What you should do >>
Restate the entire listing word for word.

Stored entries
○ ○ ○ ○ ○ ○ ○

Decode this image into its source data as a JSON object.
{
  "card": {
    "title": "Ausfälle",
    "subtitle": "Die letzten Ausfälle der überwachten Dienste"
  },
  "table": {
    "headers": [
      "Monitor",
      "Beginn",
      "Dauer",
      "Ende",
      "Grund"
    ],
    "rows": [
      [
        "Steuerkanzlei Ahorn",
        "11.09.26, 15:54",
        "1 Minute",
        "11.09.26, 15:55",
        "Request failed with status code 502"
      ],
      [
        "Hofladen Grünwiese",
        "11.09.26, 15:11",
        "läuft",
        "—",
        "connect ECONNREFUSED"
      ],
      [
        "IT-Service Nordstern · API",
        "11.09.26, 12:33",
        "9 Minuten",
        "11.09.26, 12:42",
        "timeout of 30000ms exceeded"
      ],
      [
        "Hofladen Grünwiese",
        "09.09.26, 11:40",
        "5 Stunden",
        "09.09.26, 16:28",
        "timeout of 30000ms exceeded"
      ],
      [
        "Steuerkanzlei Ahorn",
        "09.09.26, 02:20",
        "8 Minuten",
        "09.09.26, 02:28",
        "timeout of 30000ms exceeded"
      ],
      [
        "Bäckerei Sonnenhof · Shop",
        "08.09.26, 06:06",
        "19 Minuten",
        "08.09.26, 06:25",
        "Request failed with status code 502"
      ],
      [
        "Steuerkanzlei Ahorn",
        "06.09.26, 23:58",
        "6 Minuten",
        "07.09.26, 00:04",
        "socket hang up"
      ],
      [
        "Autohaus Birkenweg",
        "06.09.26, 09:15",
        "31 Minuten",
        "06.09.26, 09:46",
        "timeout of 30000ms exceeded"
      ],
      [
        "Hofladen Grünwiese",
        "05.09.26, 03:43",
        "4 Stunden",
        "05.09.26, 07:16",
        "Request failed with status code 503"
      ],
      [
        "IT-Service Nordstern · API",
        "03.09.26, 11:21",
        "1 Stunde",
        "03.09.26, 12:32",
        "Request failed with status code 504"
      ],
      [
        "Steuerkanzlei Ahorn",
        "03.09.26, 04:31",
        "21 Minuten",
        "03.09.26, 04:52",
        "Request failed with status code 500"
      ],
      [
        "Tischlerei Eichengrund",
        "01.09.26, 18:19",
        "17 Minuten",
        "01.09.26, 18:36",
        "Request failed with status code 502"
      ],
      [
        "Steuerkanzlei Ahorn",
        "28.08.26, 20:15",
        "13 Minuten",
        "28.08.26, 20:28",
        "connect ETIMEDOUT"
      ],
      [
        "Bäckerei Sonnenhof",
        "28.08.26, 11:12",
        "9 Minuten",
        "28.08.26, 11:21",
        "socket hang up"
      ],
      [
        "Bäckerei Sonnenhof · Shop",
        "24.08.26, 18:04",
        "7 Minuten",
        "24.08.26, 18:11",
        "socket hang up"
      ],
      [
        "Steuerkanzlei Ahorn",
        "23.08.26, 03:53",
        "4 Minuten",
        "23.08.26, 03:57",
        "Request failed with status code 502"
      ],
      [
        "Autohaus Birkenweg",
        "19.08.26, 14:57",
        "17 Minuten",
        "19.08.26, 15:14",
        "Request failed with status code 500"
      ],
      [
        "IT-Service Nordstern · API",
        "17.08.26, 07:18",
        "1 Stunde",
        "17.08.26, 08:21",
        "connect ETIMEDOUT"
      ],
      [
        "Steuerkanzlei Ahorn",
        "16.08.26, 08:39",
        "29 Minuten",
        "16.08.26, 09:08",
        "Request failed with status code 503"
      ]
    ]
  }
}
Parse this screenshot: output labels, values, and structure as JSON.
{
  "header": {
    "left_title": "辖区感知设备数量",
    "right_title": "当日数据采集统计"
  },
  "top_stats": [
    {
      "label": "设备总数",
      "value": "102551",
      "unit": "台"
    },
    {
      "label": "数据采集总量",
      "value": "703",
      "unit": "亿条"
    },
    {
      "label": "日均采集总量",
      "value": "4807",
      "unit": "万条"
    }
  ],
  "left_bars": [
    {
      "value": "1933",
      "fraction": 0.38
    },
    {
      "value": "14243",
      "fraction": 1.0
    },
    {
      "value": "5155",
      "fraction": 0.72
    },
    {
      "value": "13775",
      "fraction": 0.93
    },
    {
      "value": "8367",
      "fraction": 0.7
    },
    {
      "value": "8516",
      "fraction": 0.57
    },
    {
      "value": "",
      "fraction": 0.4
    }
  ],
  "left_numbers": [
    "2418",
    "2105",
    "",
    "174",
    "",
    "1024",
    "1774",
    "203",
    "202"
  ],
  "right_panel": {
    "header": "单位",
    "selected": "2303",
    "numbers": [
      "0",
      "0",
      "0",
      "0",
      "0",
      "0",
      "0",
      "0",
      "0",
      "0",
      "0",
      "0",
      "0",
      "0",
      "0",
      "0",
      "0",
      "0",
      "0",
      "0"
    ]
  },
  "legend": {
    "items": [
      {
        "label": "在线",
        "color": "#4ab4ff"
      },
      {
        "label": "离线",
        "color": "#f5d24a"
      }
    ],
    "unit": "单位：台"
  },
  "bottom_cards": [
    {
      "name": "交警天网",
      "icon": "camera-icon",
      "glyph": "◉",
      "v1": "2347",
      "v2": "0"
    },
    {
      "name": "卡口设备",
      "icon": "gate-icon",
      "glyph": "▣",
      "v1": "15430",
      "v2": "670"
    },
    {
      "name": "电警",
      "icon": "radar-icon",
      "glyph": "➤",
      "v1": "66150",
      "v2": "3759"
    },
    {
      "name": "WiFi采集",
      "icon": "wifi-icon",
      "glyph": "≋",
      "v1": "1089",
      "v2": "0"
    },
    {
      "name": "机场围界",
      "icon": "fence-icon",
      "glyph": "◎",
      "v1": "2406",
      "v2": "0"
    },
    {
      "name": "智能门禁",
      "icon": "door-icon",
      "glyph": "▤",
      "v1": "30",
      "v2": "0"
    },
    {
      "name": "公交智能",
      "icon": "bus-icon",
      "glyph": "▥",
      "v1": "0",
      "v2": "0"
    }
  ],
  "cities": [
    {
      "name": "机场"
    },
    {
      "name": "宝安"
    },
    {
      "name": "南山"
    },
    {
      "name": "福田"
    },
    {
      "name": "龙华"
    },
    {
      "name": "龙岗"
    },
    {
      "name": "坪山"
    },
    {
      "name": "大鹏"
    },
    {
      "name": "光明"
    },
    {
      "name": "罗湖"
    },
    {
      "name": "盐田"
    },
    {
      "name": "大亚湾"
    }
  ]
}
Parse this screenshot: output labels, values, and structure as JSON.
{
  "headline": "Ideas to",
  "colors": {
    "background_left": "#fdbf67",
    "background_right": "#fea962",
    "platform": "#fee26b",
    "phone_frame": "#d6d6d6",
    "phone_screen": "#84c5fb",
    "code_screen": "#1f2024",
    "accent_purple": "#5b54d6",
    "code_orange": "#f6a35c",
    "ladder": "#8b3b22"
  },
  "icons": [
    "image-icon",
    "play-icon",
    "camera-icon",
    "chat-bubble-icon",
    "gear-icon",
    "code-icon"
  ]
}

○ ○ ○ ○ ○ ○ ○

Full answer >>
Decode this image into its source data as a JSON object.
{
  "card": {
    "title": "Ausfälle",
    "subtitle": "Die letzten Ausfälle der überwachten Dienste"
  },
  "table": {
    "headers": [
      "Monitor",
      "Beginn",
      "Dauer",
      "Ende",
      "Grund"
    ],
    "rows": [
      [
        "Steuerkanzlei Ahorn",
        "11.09.26, 15:54",
        "1 Minute",
        "11.09.26, 15:55",
        "Request failed with status code 502"
      ],
      [
        "Hofladen Grünwiese",
        "11.09.26, 15:11",
        "läuft",
        "—",
        "connect ECONNREFUSED"
      ],
      [
        "IT-Service Nordstern · API",
        "11.09.26, 12:33",
        "9 Minuten",
        "11.09.26, 12:42",
        "timeout of 30000ms exceeded"
      ],
      [
        "Hofladen Grünwiese",
        "09.09.26, 11:40",
        "5 Stunden",
        "09.09.26, 16:28",
        "timeout of 30000ms exceeded"
      ],
      [
        "Steuerkanzlei Ahorn",
        "09.09.26, 02:20",
        "8 Minuten",
        "09.09.26, 02:28",
        "timeout of 30000ms exceeded"
      ],
      [
        "Bäckerei Sonnenhof · Shop",
        "08.09.26, 06:06",
        "19 Minuten",
        "08.09.26, 06:25",
        "Request failed with status code 502"
      ],
      [
        "Steuerkanzlei Ahorn",
        "06.09.26, 23:58",
        "6 Minuten",
        "07.09.26, 00:04",
        "socket hang up"
      ],
      [
        "Autohaus Birkenweg",
        "06.09.26, 09:15",
        "31 Minuten",
        "06.09.26, 09:46",
        "timeout of 30000ms exceeded"
      ],
      [
        "Hofladen Grünwiese",
        "05.09.26, 03:43",
        "4 Stunden",
        "05.09.26, 07:16",
        "Request failed with status code 503"
      ],
      [
        "IT-Service Nordstern · API",
        "03.09.26, 11:21",
        "1 Stunde",
        "03.09.26, 12:32",
        "Request failed with status code 504"
      ],
      [
        "Steuerkanzlei Ahorn",
        "03.09.26, 04:31",
        "21 Minuten",
        "03.09.26, 04:52",
        "Request failed with status code 500"
      ],
      [
        "Tischlerei Eichengrund",
        "01.09.26, 18:19",
        "17 Minuten",
        "01.09.26, 18:36",
        "Request failed with status code 502"
      ],
      [
        "Steuerkanzlei Ahorn",
        "28.08.26, 20:15",
        "13 Minuten",
        "28.08.26, 20:28",
        "connect ETIMEDOUT"
      ],
      [
        "Bäckerei Sonnenhof",
        "28.08.26, 11:12",
        "9 Minuten",
        "28.08.26, 11:21",
        "socket hang up"
      ],
      [
        "Bäckerei Sonnenhof · Shop",
        "24.08.26, 18:04",
        "7 Minuten",
        "24.08.26, 18:11",
        "socket hang up"
      ],
      [
        "Steuerkanzlei Ahorn",
        "23.08.26, 03:53",
        "4 Minuten",
        "23.08.26, 03:57",
        "Request failed with status code 502"
      ],
      [
        "Autohaus Birkenweg",
        "19.08.26, 14:57",
        "17 Minuten",
        "19.08.26, 15:14",
        "Request failed with status code 500"
      ],
      [
        "IT-Service Nordstern · API",
        "17.08.26, 07:18",
        "1 Stunde",
        "17.08.26, 08:21",
        "connect ETIMEDOUT"
      ],
      [
        "Steuerkanzlei Ahorn",
        "16.08.26, 08:39",
        "29 Minuten",
        "16.08.26, 09:08",
        "Request failed with status code 503"
      ]
    ]
  }
}
Parse this screenshot: output labels, values, and structure as JSON.
{
  "header": {
    "left_title": "辖区感知设备数量",
    "right_title": "当日数据采集统计"
  },
  "top_stats": [
    {
      "label": "设备总数",
      "value": "102551",
      "unit": "台"
    },
    {
      "label": "数据采集总量",
      "value": "703",
      "unit": "亿条"
    },
    {
      "label": "日均采集总量",
      "value": "4807",
      "unit": "万条"
    }
  ],
  "left_bars": [
    {
      "value": "1933",
      "fraction": 0.38
    },
    {
      "value": "14243",
      "fraction": 1.0
    },
    {
      "value": "5155",
      "fraction": 0.72
    },
    {
      "value": "13775",
      "fraction": 0.93
    },
    {
      "value": "8367",
      "fraction": 0.7
    },
    {
      "value": "8516",
      "fraction": 0.57
    },
    {
      "value": "",
      "fraction": 0.4
    }
  ],
  "left_numbers": [
    "2418",
    "2105",
    "",
    "174",
    "",
    "1024",
    "1774",
    "203",
    "202"
  ],
  "right_panel": {
    "header": "单位",
    "selected": "2303",
    "numbers": [
      "0",
      "0",
      "0",
      "0",
      "0",
      "0",
      "0",
      "0",
      "0",
      "0",
      "0",
      "0",
      "0",
      "0",
      "0",
      "0",
      "0",
      "0",
      "0",
      "0"
    ]
  },
  "legend": {
    "items": [
      {
        "label": "在线",
        "color": "#4ab4ff"
      },
      {
        "label": "离线",
        "color": "#f5d24a"
      }
    ],
    "unit": "单位：台"
  },
  "bottom_cards": [
    {
      "name": "交警天网",
      "icon": "camera-icon",
      "glyph": "◉",
      "v1": "2347",
      "v2": "0"
    },
    {
      "name": "卡口设备",
      "icon": "gate-icon",
      "glyph": "▣",
      "v1": "15430",
      "v2": "670"
    },
    {
      "name": "电警",
      "icon": "radar-icon",
      "glyph": "➤",
      "v1": "66150",
      "v2": "3759"
    },
    {
      "name": "WiFi采集",
      "icon": "wifi-icon",
      "glyph": "≋",
      "v1": "1089",
      "v2": "0"
    },
    {
      "name": "机场围界",
      "icon": "fence-icon",
      "glyph": "◎",
      "v1": "2406",
      "v2": "0"
    },
    {
      "name": "智能门禁",
      "icon": "door-icon",
      "glyph": "▤",
      "v1": "30",
      "v2": "0"
    },
    {
      "name": "公交智能",
      "icon": "bus-icon",
      "glyph": "▥",
      "v1": "0",
      "v2": "0"
    }
  ],
  "cities": [
    {
      "name": "机场"
    },
    {
      "name": "宝安"
    },
    {
      "name": "南山"
    },
    {
      "name": "福田"
    },
    {
      "name": "龙华"
    },
    {
      "name": "龙岗"
    },
    {
      "name": "坪山"
    },
    {
      "name": "大鹏"
    },
    {
      "name": "光明"
    },
    {
      "name": "罗湖"
    },
    {
      "name": "盐田"
    },
    {
      "name": "大亚湾"
    }
  ]
}
Parse this screenshot: output labels, values, and structure as JSON.
{
  "headline": "Ideas to",
  "colors": {
    "background_left": "#fdbf67",
    "background_right": "#fea962",
    "platform": "#fee26b",
    "phone_frame": "#d6d6d6",
    "phone_screen": "#84c5fb",
    "code_screen": "#1f2024",
    "accent_purple": "#5b54d6",
    "code_orange": "#f6a35c",
    "ladder": "#8b3b22"
  },
  "icons": [
    "image-icon",
    "play-icon",
    "camera-icon",
    "chat-bubble-icon",
    "gear-icon",
    "code-icon"
  ]
}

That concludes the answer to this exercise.